Recorded data
━━━━━━━━━━━━━━━━━━━━━━━━━━━━━━
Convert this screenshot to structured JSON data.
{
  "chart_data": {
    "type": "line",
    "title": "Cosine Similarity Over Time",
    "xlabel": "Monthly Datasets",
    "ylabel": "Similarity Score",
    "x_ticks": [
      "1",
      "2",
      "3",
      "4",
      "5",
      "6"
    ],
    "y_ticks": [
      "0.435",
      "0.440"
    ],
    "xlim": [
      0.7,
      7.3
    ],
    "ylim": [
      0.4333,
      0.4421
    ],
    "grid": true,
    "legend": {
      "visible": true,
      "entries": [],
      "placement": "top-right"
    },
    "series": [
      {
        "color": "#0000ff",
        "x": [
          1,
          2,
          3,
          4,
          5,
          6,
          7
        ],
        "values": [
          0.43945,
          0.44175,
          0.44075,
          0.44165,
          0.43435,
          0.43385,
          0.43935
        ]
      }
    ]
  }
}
━━━━━━━━━━━━━━━━━━━━━━━━━━━━━━
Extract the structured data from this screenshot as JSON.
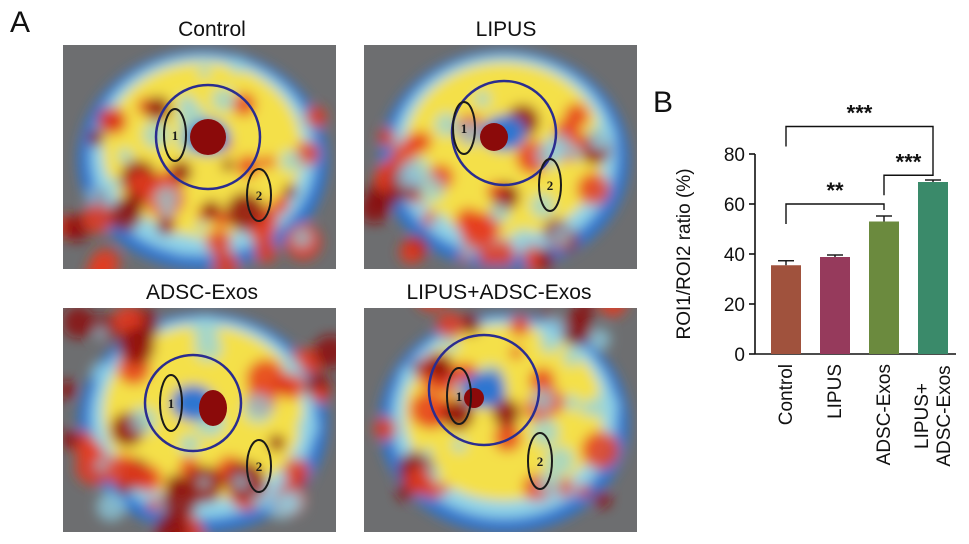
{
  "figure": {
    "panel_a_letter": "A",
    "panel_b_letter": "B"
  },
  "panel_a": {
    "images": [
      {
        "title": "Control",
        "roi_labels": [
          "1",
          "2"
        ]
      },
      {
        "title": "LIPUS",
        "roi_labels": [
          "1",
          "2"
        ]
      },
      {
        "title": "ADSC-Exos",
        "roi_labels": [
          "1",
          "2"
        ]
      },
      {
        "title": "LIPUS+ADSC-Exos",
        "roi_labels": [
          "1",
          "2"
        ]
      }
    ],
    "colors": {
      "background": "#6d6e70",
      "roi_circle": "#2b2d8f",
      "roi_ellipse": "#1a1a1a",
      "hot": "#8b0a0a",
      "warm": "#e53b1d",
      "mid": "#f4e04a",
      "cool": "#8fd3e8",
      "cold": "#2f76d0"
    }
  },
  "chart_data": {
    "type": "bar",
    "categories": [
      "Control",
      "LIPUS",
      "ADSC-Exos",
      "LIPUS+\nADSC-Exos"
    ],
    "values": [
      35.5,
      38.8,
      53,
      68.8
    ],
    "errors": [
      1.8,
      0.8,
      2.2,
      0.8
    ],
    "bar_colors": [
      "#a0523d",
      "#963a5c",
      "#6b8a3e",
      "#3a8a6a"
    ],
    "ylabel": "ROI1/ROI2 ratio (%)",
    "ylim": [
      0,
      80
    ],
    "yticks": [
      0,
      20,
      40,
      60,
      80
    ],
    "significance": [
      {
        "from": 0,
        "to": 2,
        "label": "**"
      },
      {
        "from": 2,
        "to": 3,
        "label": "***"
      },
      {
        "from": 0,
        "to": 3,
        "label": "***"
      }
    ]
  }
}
━━━━━━━━━━━━━━━━━━━━━━━━━━━━━━
▶ _Problem_
Go through the records above, find every line with the word "structured", and list those lines.

▶ _Right answer_
Convert this screenshot to structured JSON data.
Extract the structured data from this screenshot as JSON.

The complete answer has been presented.